**Directive**
Skip the pictures and extract all of the lines exactly as written.

Data entries:
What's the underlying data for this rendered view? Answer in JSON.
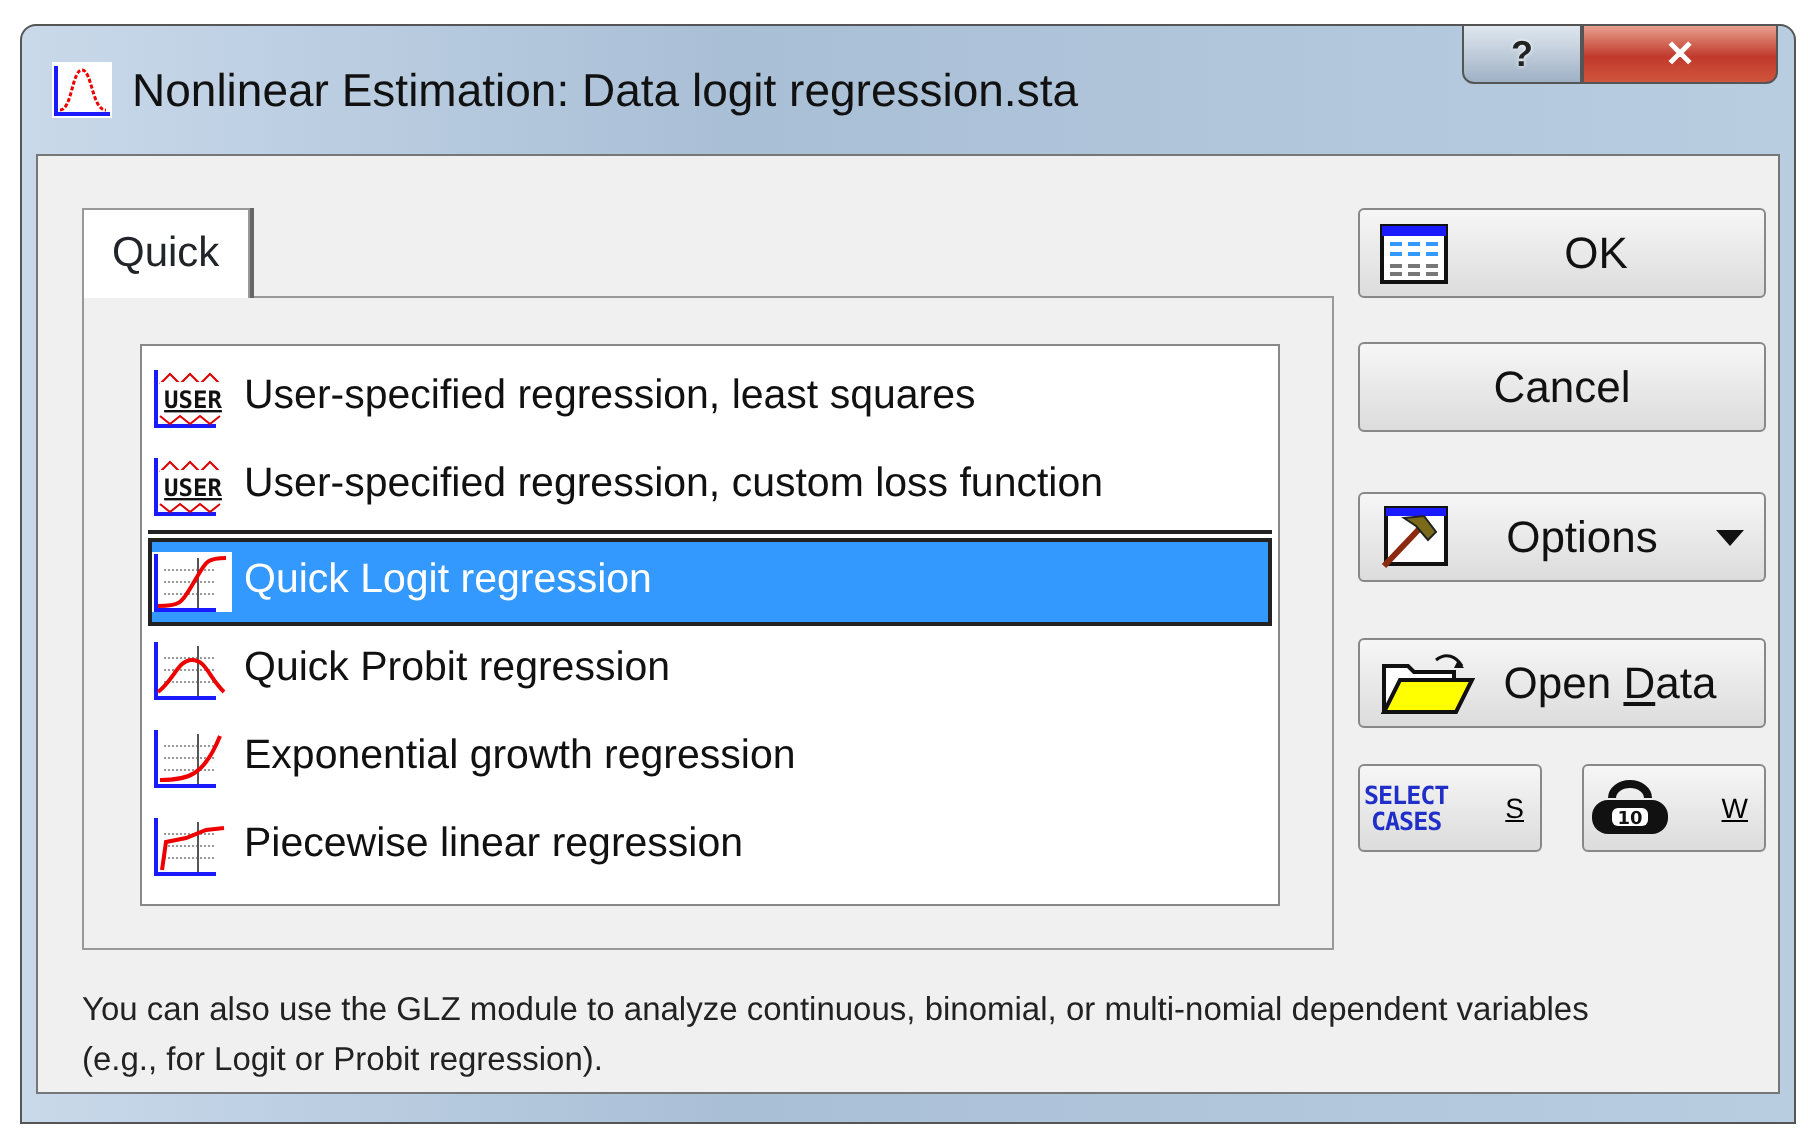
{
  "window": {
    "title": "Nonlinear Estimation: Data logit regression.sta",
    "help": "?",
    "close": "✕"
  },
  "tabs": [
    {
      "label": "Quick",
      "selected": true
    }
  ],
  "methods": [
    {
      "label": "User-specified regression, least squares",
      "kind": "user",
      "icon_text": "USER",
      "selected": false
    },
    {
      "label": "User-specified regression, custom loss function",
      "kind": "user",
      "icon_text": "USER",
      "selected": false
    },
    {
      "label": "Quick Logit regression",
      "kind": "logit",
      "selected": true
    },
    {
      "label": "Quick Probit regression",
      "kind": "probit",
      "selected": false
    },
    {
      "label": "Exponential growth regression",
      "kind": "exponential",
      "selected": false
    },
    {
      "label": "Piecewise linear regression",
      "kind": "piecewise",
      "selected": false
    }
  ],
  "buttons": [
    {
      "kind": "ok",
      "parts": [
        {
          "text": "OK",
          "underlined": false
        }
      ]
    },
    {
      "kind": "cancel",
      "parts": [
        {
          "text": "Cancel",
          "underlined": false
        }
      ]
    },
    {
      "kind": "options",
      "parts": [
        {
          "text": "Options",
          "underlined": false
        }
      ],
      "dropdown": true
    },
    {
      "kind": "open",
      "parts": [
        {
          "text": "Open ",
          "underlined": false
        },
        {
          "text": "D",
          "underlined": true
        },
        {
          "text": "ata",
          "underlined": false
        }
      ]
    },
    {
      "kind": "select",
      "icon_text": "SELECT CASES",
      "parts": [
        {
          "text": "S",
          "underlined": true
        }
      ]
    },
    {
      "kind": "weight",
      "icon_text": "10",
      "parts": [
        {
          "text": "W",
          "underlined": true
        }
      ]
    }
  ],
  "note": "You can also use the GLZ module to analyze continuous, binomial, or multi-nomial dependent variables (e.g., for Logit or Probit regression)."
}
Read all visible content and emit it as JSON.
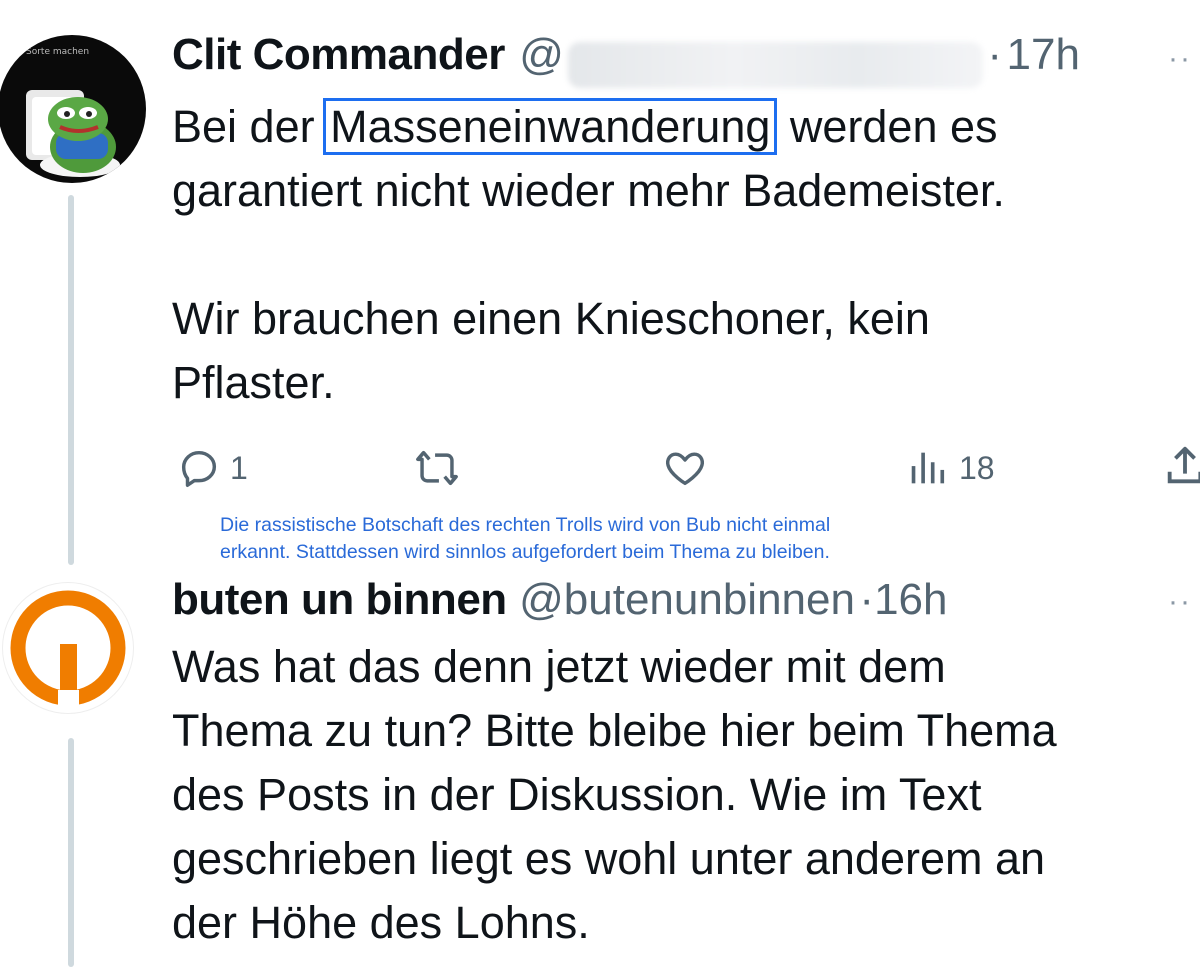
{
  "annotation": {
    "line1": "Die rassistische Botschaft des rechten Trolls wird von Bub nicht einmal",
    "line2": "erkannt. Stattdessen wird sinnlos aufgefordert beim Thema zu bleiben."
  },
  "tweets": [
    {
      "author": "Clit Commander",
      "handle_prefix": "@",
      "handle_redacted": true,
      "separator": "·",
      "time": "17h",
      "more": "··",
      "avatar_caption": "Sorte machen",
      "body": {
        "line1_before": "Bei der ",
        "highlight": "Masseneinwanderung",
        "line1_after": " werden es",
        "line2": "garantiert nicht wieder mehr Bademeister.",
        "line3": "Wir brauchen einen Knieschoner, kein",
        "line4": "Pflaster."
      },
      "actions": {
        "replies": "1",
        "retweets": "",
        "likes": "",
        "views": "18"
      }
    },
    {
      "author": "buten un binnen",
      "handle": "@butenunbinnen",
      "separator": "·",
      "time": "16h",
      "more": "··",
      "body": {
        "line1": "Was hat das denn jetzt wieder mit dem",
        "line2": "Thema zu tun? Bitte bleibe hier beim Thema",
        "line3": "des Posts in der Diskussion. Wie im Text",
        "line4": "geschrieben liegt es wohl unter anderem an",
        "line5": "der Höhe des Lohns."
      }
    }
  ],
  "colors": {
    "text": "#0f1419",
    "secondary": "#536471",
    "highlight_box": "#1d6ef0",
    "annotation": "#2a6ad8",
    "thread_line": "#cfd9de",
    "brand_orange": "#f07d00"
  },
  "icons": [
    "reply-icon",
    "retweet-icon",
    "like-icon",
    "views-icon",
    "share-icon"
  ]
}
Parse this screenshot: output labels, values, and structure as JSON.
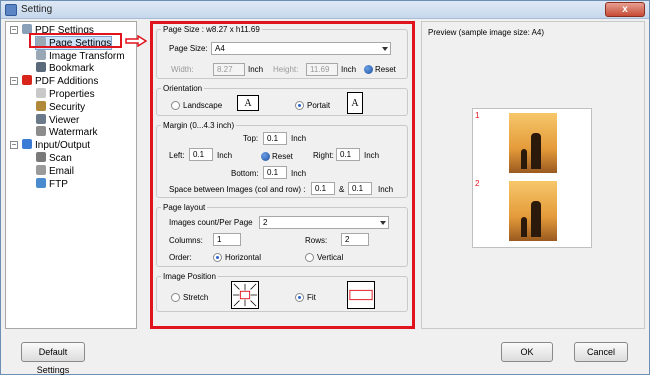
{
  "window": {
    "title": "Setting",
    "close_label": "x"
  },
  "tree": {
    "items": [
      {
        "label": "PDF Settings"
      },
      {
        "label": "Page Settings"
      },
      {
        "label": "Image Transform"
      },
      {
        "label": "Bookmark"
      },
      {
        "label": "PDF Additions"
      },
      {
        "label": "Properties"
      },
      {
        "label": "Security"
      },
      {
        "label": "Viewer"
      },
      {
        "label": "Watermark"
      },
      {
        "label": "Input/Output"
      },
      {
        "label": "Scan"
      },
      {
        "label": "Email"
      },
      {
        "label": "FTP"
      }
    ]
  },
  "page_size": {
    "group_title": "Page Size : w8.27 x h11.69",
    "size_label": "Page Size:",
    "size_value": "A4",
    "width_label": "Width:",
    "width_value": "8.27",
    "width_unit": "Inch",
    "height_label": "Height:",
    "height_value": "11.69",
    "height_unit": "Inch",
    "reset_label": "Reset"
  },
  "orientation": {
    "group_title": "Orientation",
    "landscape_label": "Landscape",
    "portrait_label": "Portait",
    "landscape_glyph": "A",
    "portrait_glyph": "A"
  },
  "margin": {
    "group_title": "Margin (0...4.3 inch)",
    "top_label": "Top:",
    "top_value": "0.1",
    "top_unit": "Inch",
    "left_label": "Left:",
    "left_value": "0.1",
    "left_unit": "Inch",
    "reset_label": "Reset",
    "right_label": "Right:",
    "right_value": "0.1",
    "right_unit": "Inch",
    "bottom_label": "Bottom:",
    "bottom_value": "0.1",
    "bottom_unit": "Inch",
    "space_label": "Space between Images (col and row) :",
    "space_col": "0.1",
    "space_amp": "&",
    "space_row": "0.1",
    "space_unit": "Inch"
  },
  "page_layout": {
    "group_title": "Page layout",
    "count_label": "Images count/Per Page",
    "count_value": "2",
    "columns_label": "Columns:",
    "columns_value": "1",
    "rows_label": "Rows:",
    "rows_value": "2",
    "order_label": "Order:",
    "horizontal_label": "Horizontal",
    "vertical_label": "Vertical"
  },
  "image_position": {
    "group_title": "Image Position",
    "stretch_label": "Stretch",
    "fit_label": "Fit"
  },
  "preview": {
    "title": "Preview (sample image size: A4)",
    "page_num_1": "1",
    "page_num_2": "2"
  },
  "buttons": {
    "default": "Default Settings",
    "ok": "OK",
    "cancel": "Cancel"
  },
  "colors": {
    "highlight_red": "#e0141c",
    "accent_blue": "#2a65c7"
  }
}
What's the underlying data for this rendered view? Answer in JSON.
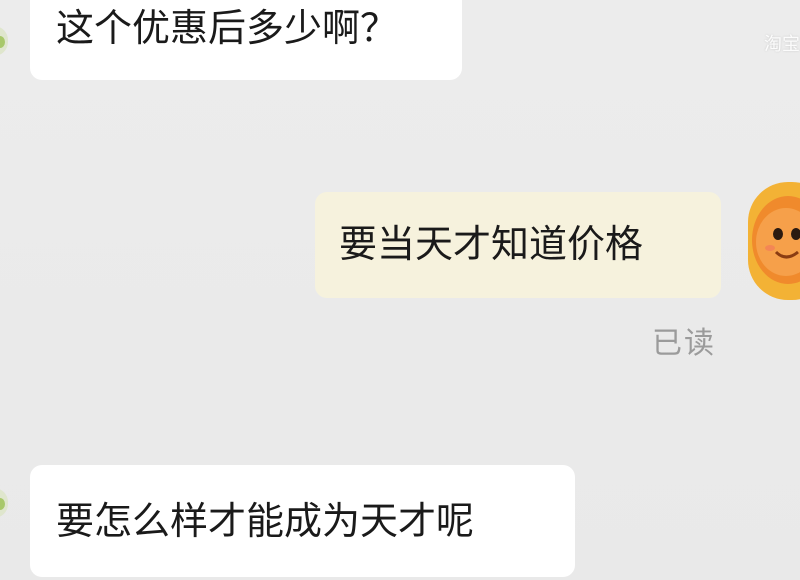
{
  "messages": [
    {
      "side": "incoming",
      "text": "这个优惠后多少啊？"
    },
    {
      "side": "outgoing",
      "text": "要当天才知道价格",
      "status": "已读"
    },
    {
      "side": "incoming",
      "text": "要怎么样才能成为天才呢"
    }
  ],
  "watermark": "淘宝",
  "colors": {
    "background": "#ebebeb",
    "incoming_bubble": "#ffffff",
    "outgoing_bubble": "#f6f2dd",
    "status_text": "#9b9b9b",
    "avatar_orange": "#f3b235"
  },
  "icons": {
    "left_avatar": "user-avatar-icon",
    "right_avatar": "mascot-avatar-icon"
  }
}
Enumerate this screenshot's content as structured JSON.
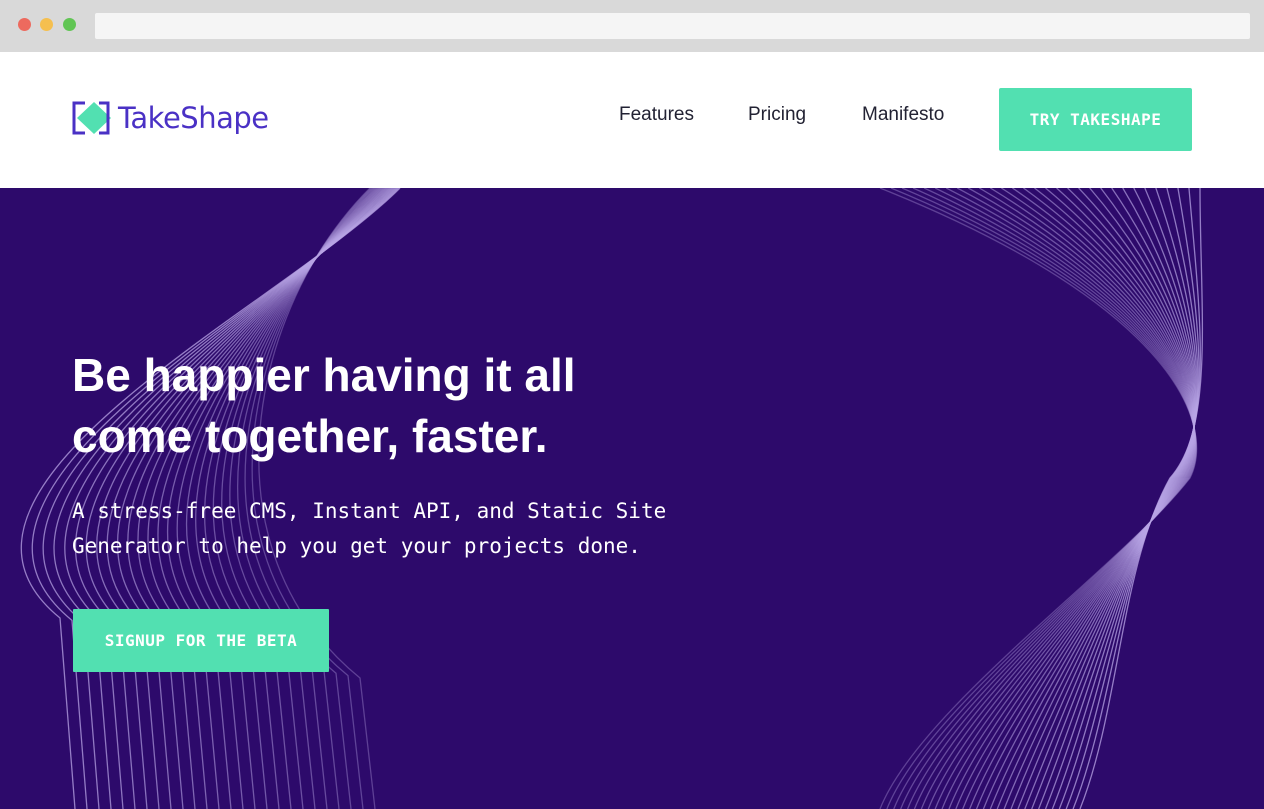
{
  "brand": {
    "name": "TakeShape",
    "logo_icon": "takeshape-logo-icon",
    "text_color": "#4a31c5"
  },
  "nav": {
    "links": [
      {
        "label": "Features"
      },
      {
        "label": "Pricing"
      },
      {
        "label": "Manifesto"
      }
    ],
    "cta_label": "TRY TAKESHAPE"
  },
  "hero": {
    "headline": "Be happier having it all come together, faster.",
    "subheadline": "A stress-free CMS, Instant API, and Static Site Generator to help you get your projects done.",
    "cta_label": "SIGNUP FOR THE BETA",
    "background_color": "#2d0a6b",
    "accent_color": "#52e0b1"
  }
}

**Exercise answer**
What's the underlying data for this rendered view? Answer in JSON.
{
  "window": {
    "title": "Nonlinear Estimation: Data logit regression.sta",
    "help": "?",
    "close": "✕"
  },
  "tabs": [
    {
      "label": "Quick",
      "selected": true
    }
  ],
  "methods": [
    {
      "label": "User-specified regression, least squares",
      "kind": "user",
      "icon_text": "USER",
      "selected": false
    },
    {
      "label": "User-specified regression, custom loss function",
      "kind": "user",
      "icon_text": "USER",
      "selected": false
    },
    {
      "label": "Quick Logit regression",
      "kind": "logit",
      "selected": true
    },
    {
      "label": "Quick Probit regression",
      "kind": "probit",
      "selected": false
    },
    {
      "label": "Exponential growth regression",
      "kind": "exponential",
      "selected": false
    },
    {
      "label": "Piecewise linear regression",
      "kind": "piecewise",
      "selected": false
    }
  ],
  "buttons": [
    {
      "kind": "ok",
      "parts": [
        {
          "text": "OK",
          "underlined": false
        }
      ]
    },
    {
      "kind": "cancel",
      "parts": [
        {
          "text": "Cancel",
          "underlined": false
        }
      ]
    },
    {
      "kind": "options",
      "parts": [
        {
          "text": "Options",
          "underlined": false
        }
      ],
      "dropdown": true
    },
    {
      "kind": "open",
      "parts": [
        {
          "text": "Open ",
          "underlined": false
        },
        {
          "text": "D",
          "underlined": true
        },
        {
          "text": "ata",
          "underlined": false
        }
      ]
    },
    {
      "kind": "select",
      "icon_text": "SELECT CASES",
      "parts": [
        {
          "text": "S",
          "underlined": true
        }
      ]
    },
    {
      "kind": "weight",
      "icon_text": "10",
      "parts": [
        {
          "text": "W",
          "underlined": true
        }
      ]
    }
  ],
  "note": "You can also use the GLZ module to analyze continuous, binomial, or multi-nomial dependent variables (e.g., for Logit or Probit regression)."
}
Read all visible content and emit it as JSON.
{
  "annotation": {
    "line1": "Die rassistische Botschaft des rechten Trolls wird von Bub nicht einmal",
    "line2": "erkannt. Stattdessen wird sinnlos aufgefordert beim Thema zu bleiben."
  },
  "tweets": [
    {
      "author": "Clit Commander",
      "handle_prefix": "@",
      "handle_redacted": true,
      "separator": "·",
      "time": "17h",
      "more": "··",
      "avatar_caption": "Sorte machen",
      "body": {
        "line1_before": "Bei der ",
        "highlight": "Masseneinwanderung",
        "line1_after": " werden es",
        "line2": "garantiert nicht wieder mehr Bademeister.",
        "line3": "Wir brauchen einen Knieschoner, kein",
        "line4": "Pflaster."
      },
      "actions": {
        "replies": "1",
        "retweets": "",
        "likes": "",
        "views": "18"
      }
    },
    {
      "author": "buten un binnen",
      "handle": "@butenunbinnen",
      "separator": "·",
      "time": "16h",
      "more": "··",
      "body": {
        "line1": "Was hat das denn jetzt wieder mit dem",
        "line2": "Thema zu tun? Bitte bleibe hier beim Thema",
        "line3": "des Posts in der Diskussion. Wie im Text",
        "line4": "geschrieben liegt es wohl unter anderem an",
        "line5": "der Höhe des Lohns."
      }
    }
  ],
  "colors": {
    "text": "#0f1419",
    "secondary": "#536471",
    "highlight_box": "#1d6ef0",
    "annotation": "#2a6ad8",
    "thread_line": "#cfd9de",
    "brand_orange": "#f07d00"
  },
  "icons": [
    "reply-icon",
    "retweet-icon",
    "like-icon",
    "views-icon",
    "share-icon"
  ]
}
Parse this screenshot: output labels, values, and structure as JSON.
{
  "window": {
    "title": "Setting",
    "close_label": "x"
  },
  "tree": {
    "items": [
      {
        "label": "PDF Settings"
      },
      {
        "label": "Page Settings"
      },
      {
        "label": "Image Transform"
      },
      {
        "label": "Bookmark"
      },
      {
        "label": "PDF Additions"
      },
      {
        "label": "Properties"
      },
      {
        "label": "Security"
      },
      {
        "label": "Viewer"
      },
      {
        "label": "Watermark"
      },
      {
        "label": "Input/Output"
      },
      {
        "label": "Scan"
      },
      {
        "label": "Email"
      },
      {
        "label": "FTP"
      }
    ]
  },
  "page_size": {
    "group_title": "Page Size : w8.27 x h11.69",
    "size_label": "Page Size:",
    "size_value": "A4",
    "width_label": "Width:",
    "width_value": "8.27",
    "width_unit": "Inch",
    "height_label": "Height:",
    "height_value": "11.69",
    "height_unit": "Inch",
    "reset_label": "Reset"
  },
  "orientation": {
    "group_title": "Orientation",
    "landscape_label": "Landscape",
    "portrait_label": "Portait",
    "landscape_glyph": "A",
    "portrait_glyph": "A"
  },
  "margin": {
    "group_title": "Margin (0...4.3 inch)",
    "top_label": "Top:",
    "top_value": "0.1",
    "top_unit": "Inch",
    "left_label": "Left:",
    "left_value": "0.1",
    "left_unit": "Inch",
    "reset_label": "Reset",
    "right_label": "Right:",
    "right_value": "0.1",
    "right_unit": "Inch",
    "bottom_label": "Bottom:",
    "bottom_value": "0.1",
    "bottom_unit": "Inch",
    "space_label": "Space between Images (col and row) :",
    "space_col": "0.1",
    "space_amp": "&",
    "space_row": "0.1",
    "space_unit": "Inch"
  },
  "page_layout": {
    "group_title": "Page layout",
    "count_label": "Images count/Per Page",
    "count_value": "2",
    "columns_label": "Columns:",
    "columns_value": "1",
    "rows_label": "Rows:",
    "rows_value": "2",
    "order_label": "Order:",
    "horizontal_label": "Horizontal",
    "vertical_label": "Vertical"
  },
  "image_position": {
    "group_title": "Image Position",
    "stretch_label": "Stretch",
    "fit_label": "Fit"
  },
  "preview": {
    "title": "Preview (sample image size: A4)",
    "page_num_1": "1",
    "page_num_2": "2"
  },
  "buttons": {
    "default": "Default Settings",
    "ok": "OK",
    "cancel": "Cancel"
  },
  "colors": {
    "highlight_red": "#e0141c",
    "accent_blue": "#2a65c7"
  }
}
What's the underlying data for this rendered view? Answer in JSON.
{
  "messages": [
    {
      "side": "incoming",
      "text": "这个优惠后多少啊？"
    },
    {
      "side": "outgoing",
      "text": "要当天才知道价格",
      "status": "已读"
    },
    {
      "side": "incoming",
      "text": "要怎么样才能成为天才呢"
    }
  ],
  "watermark": "淘宝",
  "colors": {
    "background": "#ebebeb",
    "incoming_bubble": "#ffffff",
    "outgoing_bubble": "#f6f2dd",
    "status_text": "#9b9b9b",
    "avatar_orange": "#f3b235"
  },
  "icons": {
    "left_avatar": "user-avatar-icon",
    "right_avatar": "mascot-avatar-icon"
  }
}
Enumerate this screenshot's content as structured JSON.
{
  "brand": {
    "name": "TakeShape",
    "logo_icon": "takeshape-logo-icon",
    "text_color": "#4a31c5"
  },
  "nav": {
    "links": [
      {
        "label": "Features"
      },
      {
        "label": "Pricing"
      },
      {
        "label": "Manifesto"
      }
    ],
    "cta_label": "TRY TAKESHAPE"
  },
  "hero": {
    "headline": "Be happier having it all come together, faster.",
    "subheadline": "A stress-free CMS, Instant API, and Static Site Generator to help you get your projects done.",
    "cta_label": "SIGNUP FOR THE BETA",
    "background_color": "#2d0a6b",
    "accent_color": "#52e0b1"
  }
}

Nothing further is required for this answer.